━━━ RECORDS TO PROCESS

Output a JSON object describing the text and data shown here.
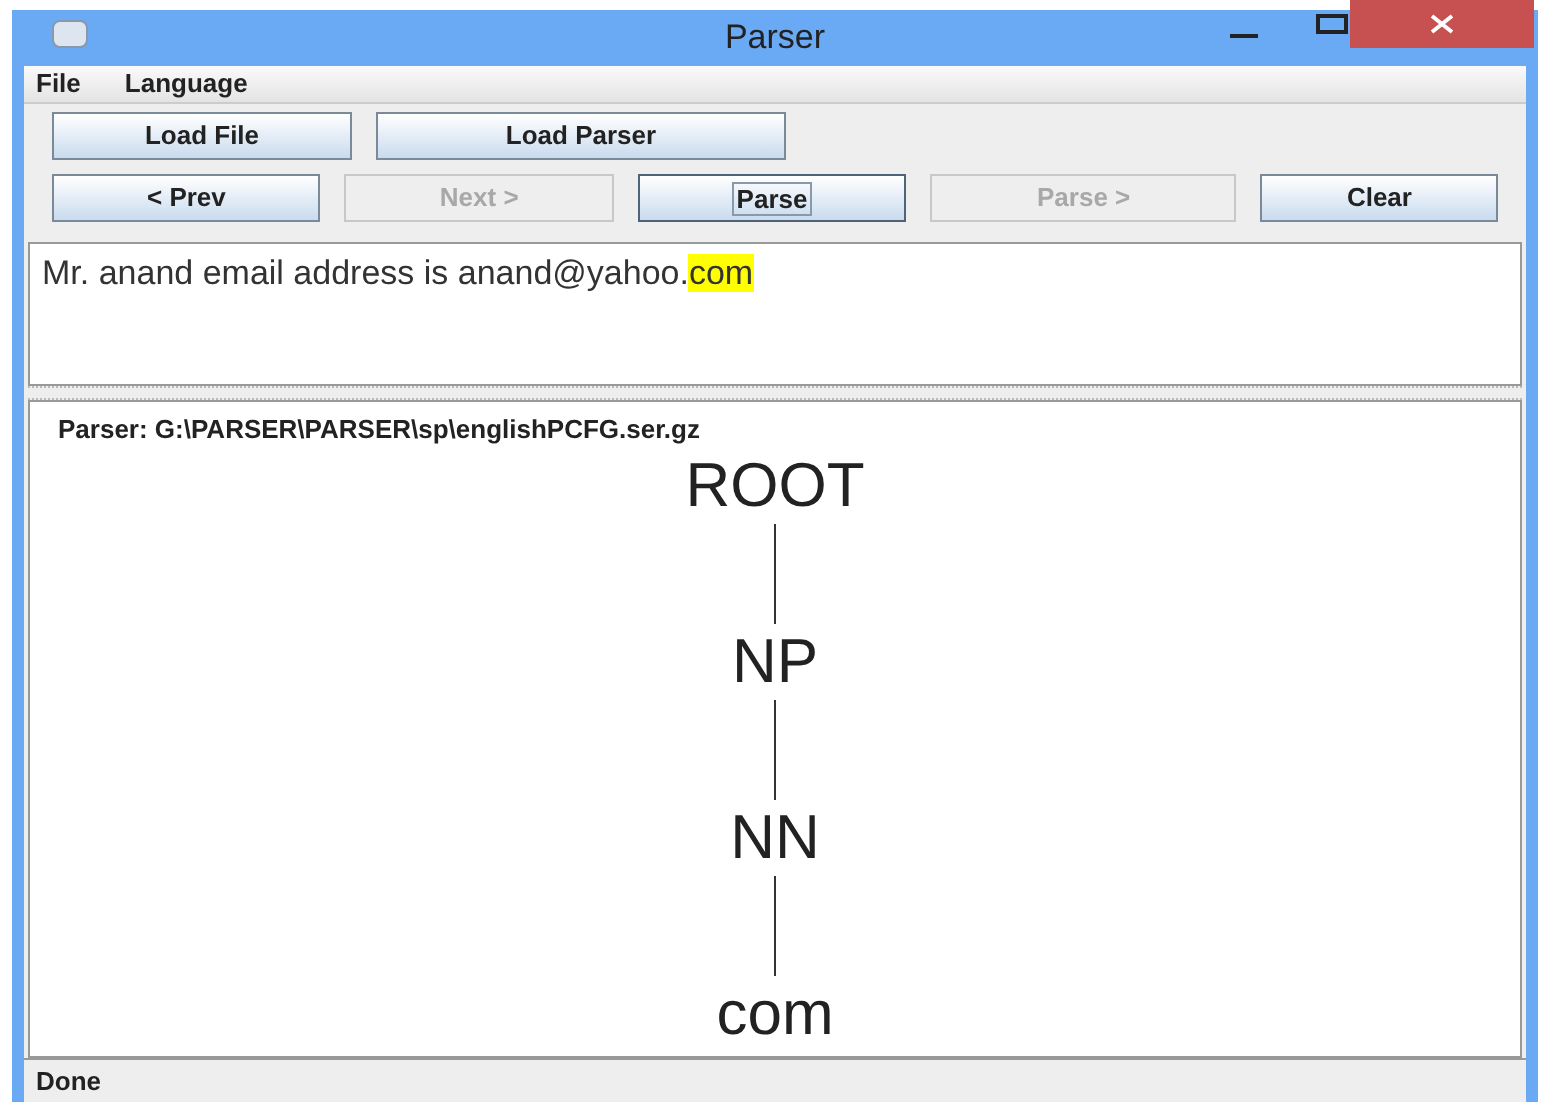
{
  "window": {
    "title": "Parser"
  },
  "menu": [
    {
      "label": "File"
    },
    {
      "label": "Language"
    }
  ],
  "toolbar_rows": [
    [
      {
        "label": "Load File",
        "disabled": false,
        "focused": false
      },
      {
        "label": "Load Parser",
        "disabled": false,
        "focused": false
      }
    ],
    [
      {
        "label": "< Prev",
        "disabled": false,
        "focused": false
      },
      {
        "label": "Next >",
        "disabled": true,
        "focused": false
      },
      {
        "label": "Parse",
        "disabled": false,
        "focused": true
      },
      {
        "label": "Parse >",
        "disabled": true,
        "focused": false
      },
      {
        "label": "Clear",
        "disabled": false,
        "focused": false
      }
    ]
  ],
  "input": {
    "text": "Mr. anand email address is anand@yahoo.",
    "highlighted": "com"
  },
  "tree_panel": {
    "parser_label": "Parser: G:\\PARSER\\PARSER\\sp\\englishPCFG.ser.gz",
    "tree": {
      "label": "ROOT",
      "children": [
        {
          "label": "NP",
          "children": [
            {
              "label": "NN",
              "children": [
                {
                  "label": "com"
                }
              ]
            }
          ]
        }
      ]
    }
  },
  "status_bar": "Done"
}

━━━━━━

WHAT THE TASK REQUIRES: Out of the preceding entries, pull every line containing the string "Parser".

WORKED SOLUTION:
    "title": "Parser"
        "label": "Load Parser",
    "parser_label": "Parser: G:\\PARSER\\PARSER\\sp\\englishPCFG.ser.gz",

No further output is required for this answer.